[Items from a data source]
********************

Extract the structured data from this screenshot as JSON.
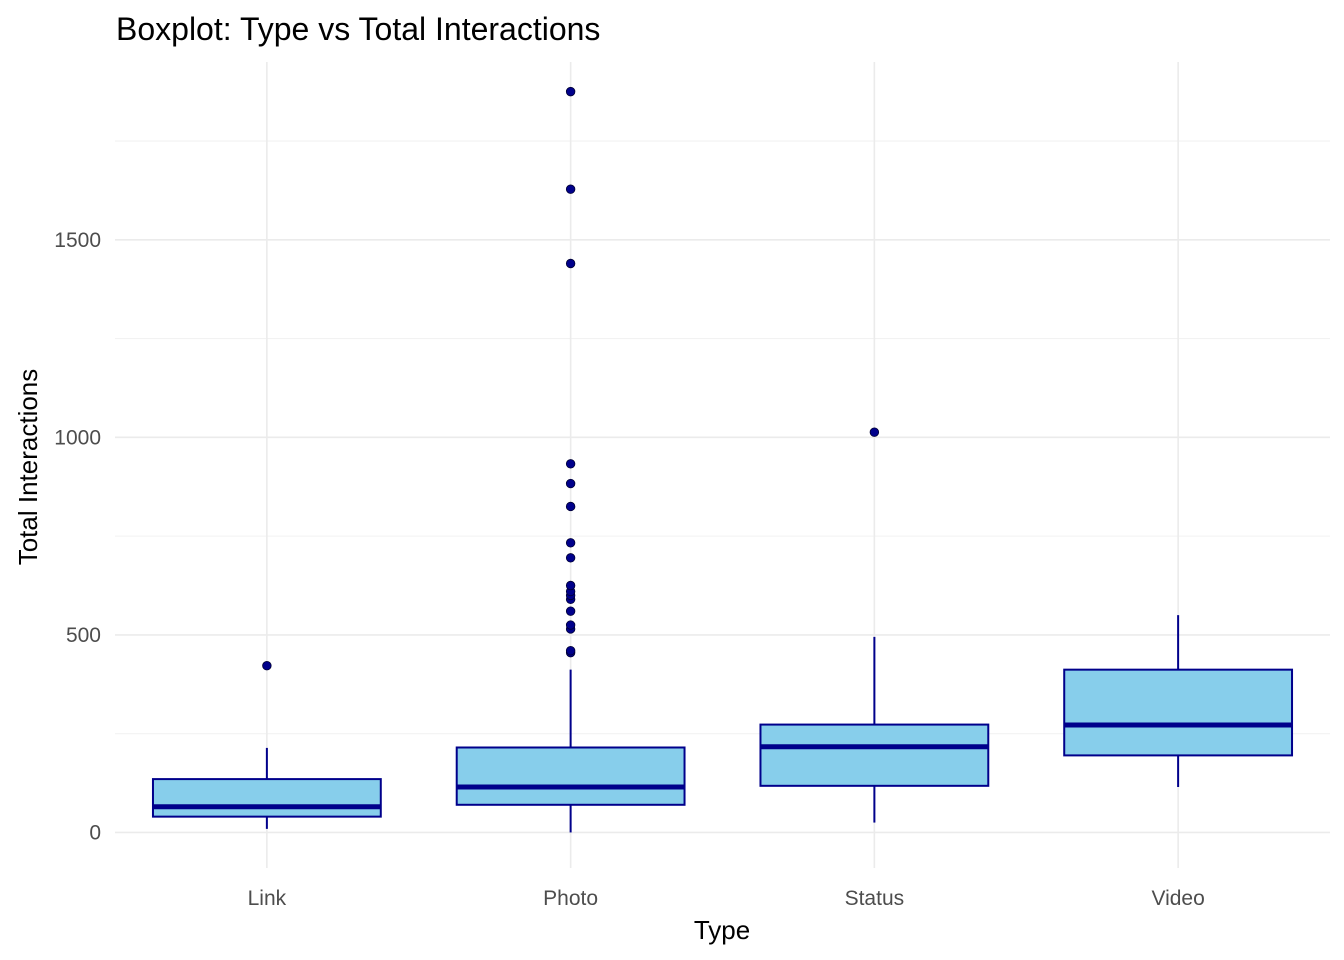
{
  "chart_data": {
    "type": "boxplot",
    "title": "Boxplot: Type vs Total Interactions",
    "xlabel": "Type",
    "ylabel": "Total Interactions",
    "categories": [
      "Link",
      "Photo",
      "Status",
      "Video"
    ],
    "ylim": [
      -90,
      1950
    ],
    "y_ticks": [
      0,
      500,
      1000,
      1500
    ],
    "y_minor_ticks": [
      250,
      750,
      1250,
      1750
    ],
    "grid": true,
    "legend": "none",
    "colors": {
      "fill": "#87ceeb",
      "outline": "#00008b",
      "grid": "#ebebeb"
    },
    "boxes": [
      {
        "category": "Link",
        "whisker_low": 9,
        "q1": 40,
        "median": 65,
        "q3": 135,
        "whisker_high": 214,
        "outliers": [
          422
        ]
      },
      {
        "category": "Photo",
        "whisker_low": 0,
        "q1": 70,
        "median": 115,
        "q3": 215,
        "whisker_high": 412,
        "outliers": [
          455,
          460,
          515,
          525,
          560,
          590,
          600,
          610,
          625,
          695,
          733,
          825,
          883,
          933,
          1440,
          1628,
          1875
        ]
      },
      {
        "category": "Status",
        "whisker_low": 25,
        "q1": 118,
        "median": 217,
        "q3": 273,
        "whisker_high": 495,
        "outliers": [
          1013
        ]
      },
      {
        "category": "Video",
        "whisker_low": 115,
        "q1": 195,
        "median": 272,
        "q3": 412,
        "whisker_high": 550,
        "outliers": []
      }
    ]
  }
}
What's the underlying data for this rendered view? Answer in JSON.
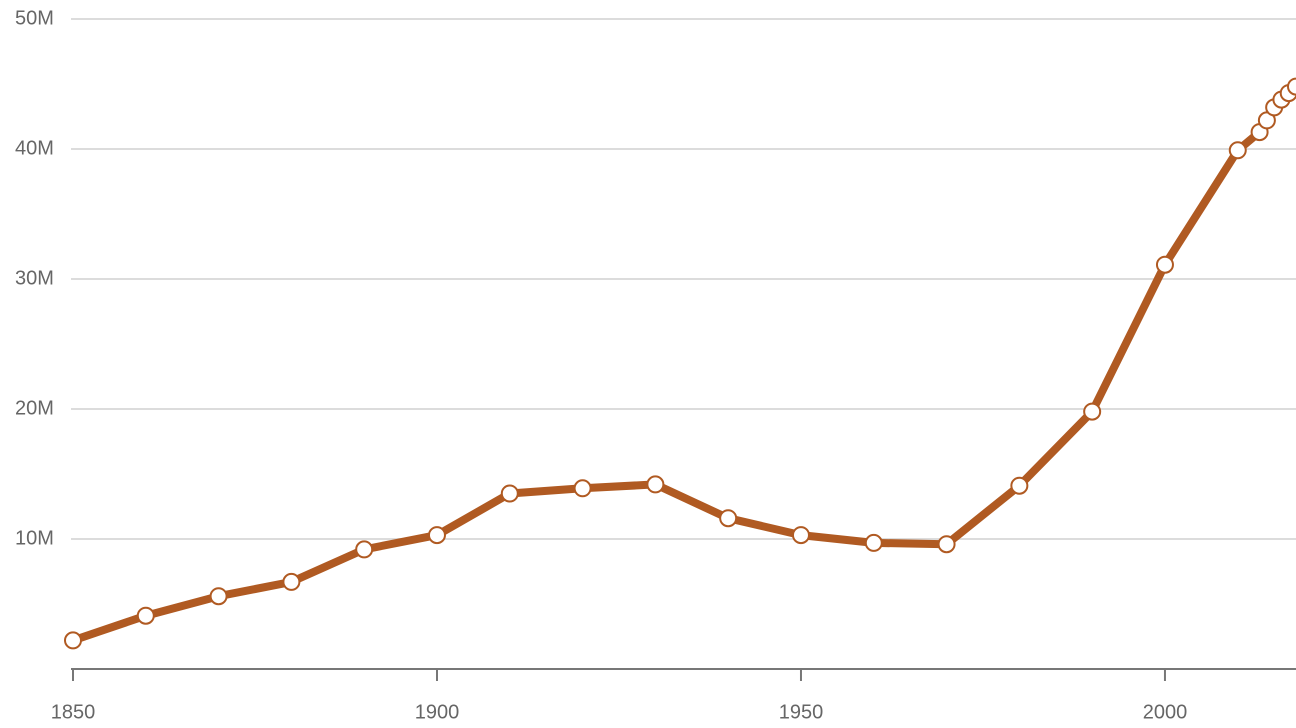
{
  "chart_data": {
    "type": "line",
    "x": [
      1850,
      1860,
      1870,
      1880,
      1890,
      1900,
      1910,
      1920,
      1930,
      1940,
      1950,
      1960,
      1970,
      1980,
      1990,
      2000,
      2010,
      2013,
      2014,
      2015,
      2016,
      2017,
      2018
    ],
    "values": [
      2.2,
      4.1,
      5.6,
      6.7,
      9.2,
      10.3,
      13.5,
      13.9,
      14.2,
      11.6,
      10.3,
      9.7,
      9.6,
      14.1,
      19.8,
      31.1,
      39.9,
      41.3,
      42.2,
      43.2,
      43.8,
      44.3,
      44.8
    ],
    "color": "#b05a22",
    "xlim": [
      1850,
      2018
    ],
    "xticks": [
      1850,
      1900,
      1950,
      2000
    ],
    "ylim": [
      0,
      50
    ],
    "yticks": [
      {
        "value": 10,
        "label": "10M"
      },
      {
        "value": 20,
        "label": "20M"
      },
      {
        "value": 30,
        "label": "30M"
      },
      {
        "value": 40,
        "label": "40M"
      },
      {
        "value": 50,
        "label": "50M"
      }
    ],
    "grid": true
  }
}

********************

- _The request_
Output the records above exactly as they are, leaving out the pictures.

- _Solution for this problem_
Extract the structured data from this screenshot as JSON.
{
  "chart_data": {
    "type": "boxplot",
    "title": "Boxplot: Type vs Total Interactions",
    "xlabel": "Type",
    "ylabel": "Total Interactions",
    "categories": [
      "Link",
      "Photo",
      "Status",
      "Video"
    ],
    "ylim": [
      -90,
      1950
    ],
    "y_ticks": [
      0,
      500,
      1000,
      1500
    ],
    "y_minor_ticks": [
      250,
      750,
      1250,
      1750
    ],
    "grid": true,
    "legend": "none",
    "colors": {
      "fill": "#87ceeb",
      "outline": "#00008b",
      "grid": "#ebebeb"
    },
    "boxes": [
      {
        "category": "Link",
        "whisker_low": 9,
        "q1": 40,
        "median": 65,
        "q3": 135,
        "whisker_high": 214,
        "outliers": [
          422
        ]
      },
      {
        "category": "Photo",
        "whisker_low": 0,
        "q1": 70,
        "median": 115,
        "q3": 215,
        "whisker_high": 412,
        "outliers": [
          455,
          460,
          515,
          525,
          560,
          590,
          600,
          610,
          625,
          695,
          733,
          825,
          883,
          933,
          1440,
          1628,
          1875
        ]
      },
      {
        "category": "Status",
        "whisker_low": 25,
        "q1": 118,
        "median": 217,
        "q3": 273,
        "whisker_high": 495,
        "outliers": [
          1013
        ]
      },
      {
        "category": "Video",
        "whisker_low": 115,
        "q1": 195,
        "median": 272,
        "q3": 412,
        "whisker_high": 550,
        "outliers": []
      }
    ]
  }
}
What's the underlying data for this rendered view? Answer in JSON.
{
  "chart_data": {
    "type": "line",
    "x": [
      1850,
      1860,
      1870,
      1880,
      1890,
      1900,
      1910,
      1920,
      1930,
      1940,
      1950,
      1960,
      1970,
      1980,
      1990,
      2000,
      2010,
      2013,
      2014,
      2015,
      2016,
      2017,
      2018
    ],
    "values": [
      2.2,
      4.1,
      5.6,
      6.7,
      9.2,
      10.3,
      13.5,
      13.9,
      14.2,
      11.6,
      10.3,
      9.7,
      9.6,
      14.1,
      19.8,
      31.1,
      39.9,
      41.3,
      42.2,
      43.2,
      43.8,
      44.3,
      44.8
    ],
    "color": "#b05a22",
    "xlim": [
      1850,
      2018
    ],
    "xticks": [
      1850,
      1900,
      1950,
      2000
    ],
    "ylim": [
      0,
      50
    ],
    "yticks": [
      {
        "value": 10,
        "label": "10M"
      },
      {
        "value": 20,
        "label": "20M"
      },
      {
        "value": 30,
        "label": "30M"
      },
      {
        "value": 40,
        "label": "40M"
      },
      {
        "value": 50,
        "label": "50M"
      }
    ],
    "grid": true
  }
}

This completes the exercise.